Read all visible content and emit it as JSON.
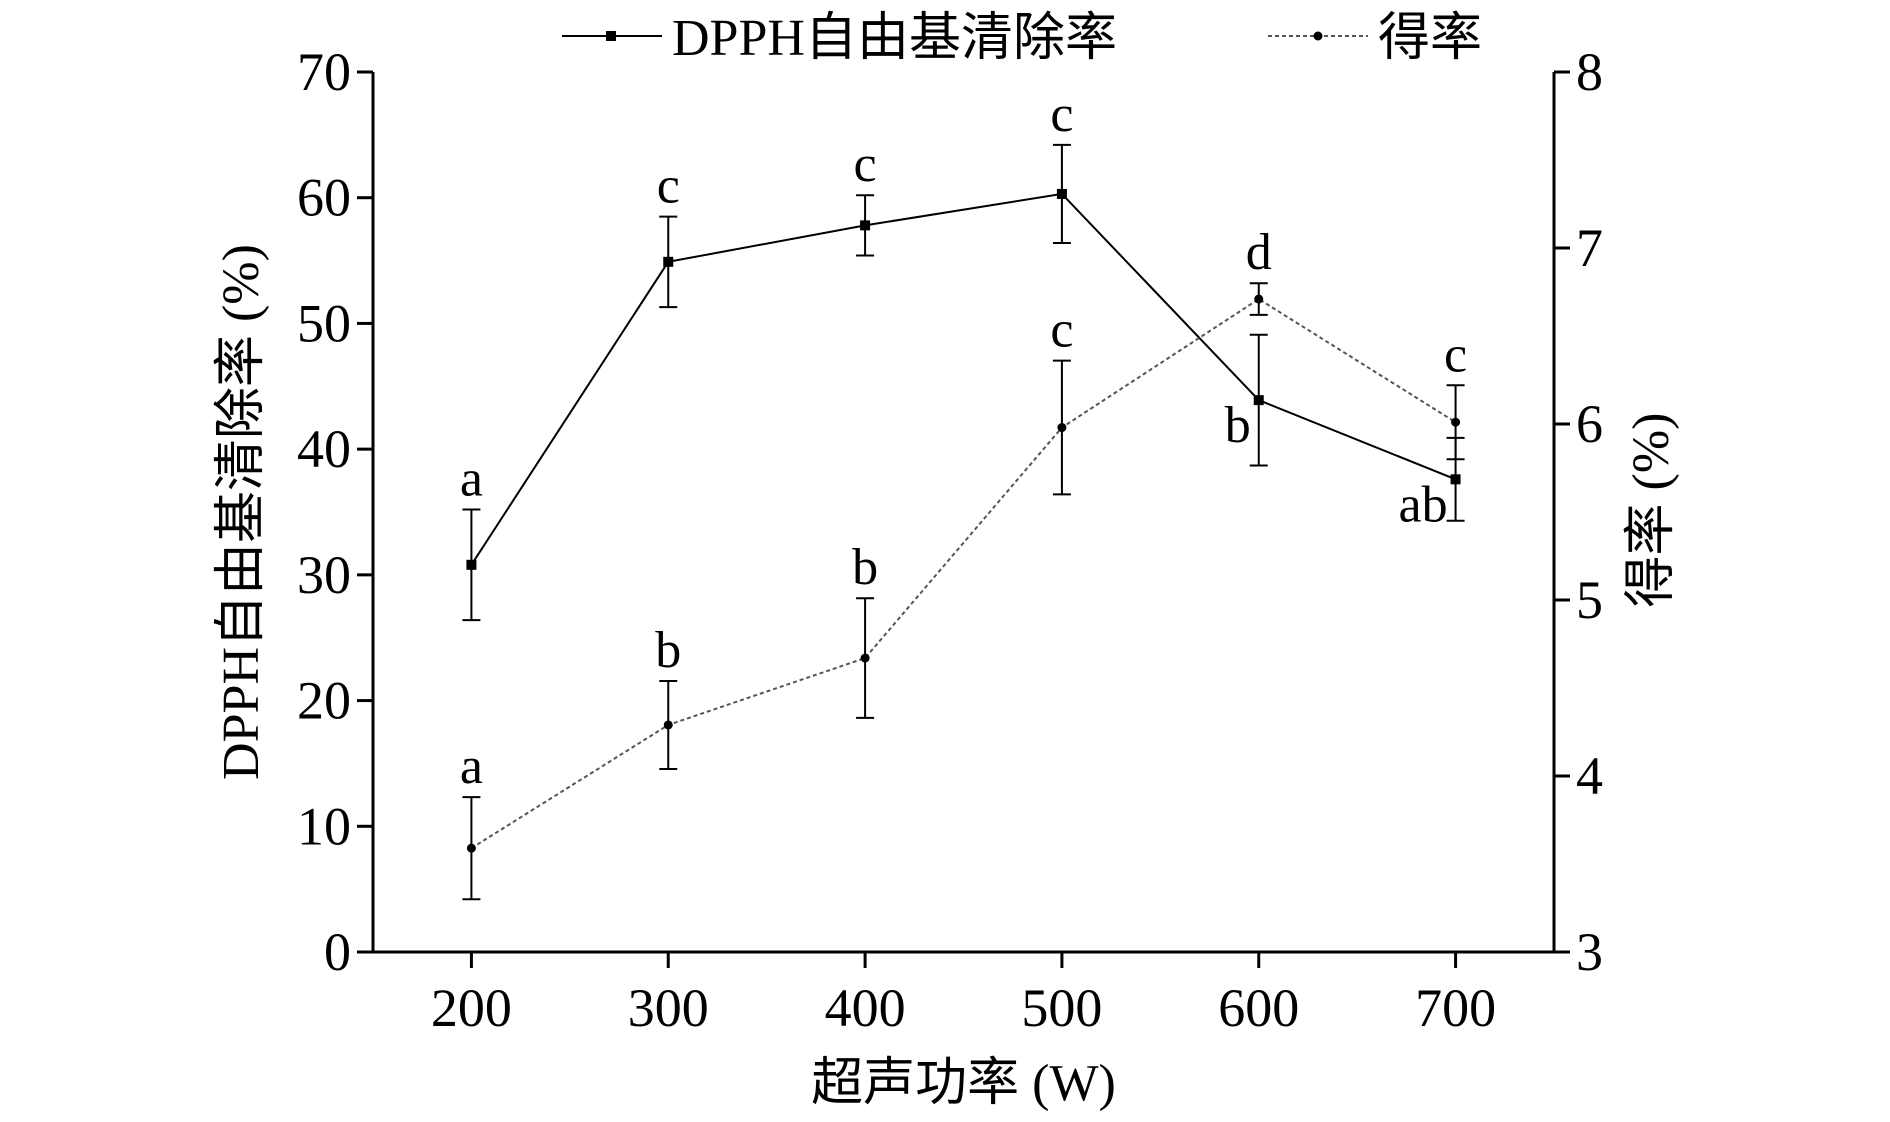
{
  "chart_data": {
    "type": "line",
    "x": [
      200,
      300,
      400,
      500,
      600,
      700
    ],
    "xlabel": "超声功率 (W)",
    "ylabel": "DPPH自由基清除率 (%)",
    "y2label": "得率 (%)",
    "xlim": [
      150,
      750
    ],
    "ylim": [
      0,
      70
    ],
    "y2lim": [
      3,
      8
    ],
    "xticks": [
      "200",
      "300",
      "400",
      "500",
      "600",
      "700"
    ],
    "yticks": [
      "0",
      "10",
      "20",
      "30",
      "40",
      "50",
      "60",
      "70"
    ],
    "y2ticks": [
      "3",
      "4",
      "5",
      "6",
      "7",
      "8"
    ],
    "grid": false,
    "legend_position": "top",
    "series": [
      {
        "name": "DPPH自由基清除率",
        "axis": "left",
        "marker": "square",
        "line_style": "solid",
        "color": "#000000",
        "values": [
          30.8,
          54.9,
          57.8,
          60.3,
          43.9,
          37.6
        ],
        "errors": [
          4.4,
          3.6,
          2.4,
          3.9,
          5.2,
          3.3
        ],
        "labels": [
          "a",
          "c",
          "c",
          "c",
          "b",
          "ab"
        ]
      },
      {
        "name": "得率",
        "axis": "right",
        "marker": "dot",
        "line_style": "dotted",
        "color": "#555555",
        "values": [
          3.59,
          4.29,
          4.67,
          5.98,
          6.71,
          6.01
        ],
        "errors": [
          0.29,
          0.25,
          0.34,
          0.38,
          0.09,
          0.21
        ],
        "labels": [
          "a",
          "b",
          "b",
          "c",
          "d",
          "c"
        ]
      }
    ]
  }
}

···

**Aim**. Repeat all the records above exactly, leaving out any pictures.

**Reply**.
Read all visible content and emit it as JSON.
{
  "chart_data": {
    "type": "line",
    "x": [
      200,
      300,
      400,
      500,
      600,
      700
    ],
    "xlabel": "超声功率 (W)",
    "ylabel": "DPPH自由基清除率 (%)",
    "y2label": "得率 (%)",
    "xlim": [
      150,
      750
    ],
    "ylim": [
      0,
      70
    ],
    "y2lim": [
      3,
      8
    ],
    "xticks": [
      "200",
      "300",
      "400",
      "500",
      "600",
      "700"
    ],
    "yticks": [
      "0",
      "10",
      "20",
      "30",
      "40",
      "50",
      "60",
      "70"
    ],
    "y2ticks": [
      "3",
      "4",
      "5",
      "6",
      "7",
      "8"
    ],
    "grid": false,
    "legend_position": "top",
    "series": [
      {
        "name": "DPPH自由基清除率",
        "axis": "left",
        "marker": "square",
        "line_style": "solid",
        "color": "#000000",
        "values": [
          30.8,
          54.9,
          57.8,
          60.3,
          43.9,
          37.6
        ],
        "errors": [
          4.4,
          3.6,
          2.4,
          3.9,
          5.2,
          3.3
        ],
        "labels": [
          "a",
          "c",
          "c",
          "c",
          "b",
          "ab"
        ]
      },
      {
        "name": "得率",
        "axis": "right",
        "marker": "dot",
        "line_style": "dotted",
        "color": "#555555",
        "values": [
          3.59,
          4.29,
          4.67,
          5.98,
          6.71,
          6.01
        ],
        "errors": [
          0.29,
          0.25,
          0.34,
          0.38,
          0.09,
          0.21
        ],
        "labels": [
          "a",
          "b",
          "b",
          "c",
          "d",
          "c"
        ]
      }
    ]
  }
}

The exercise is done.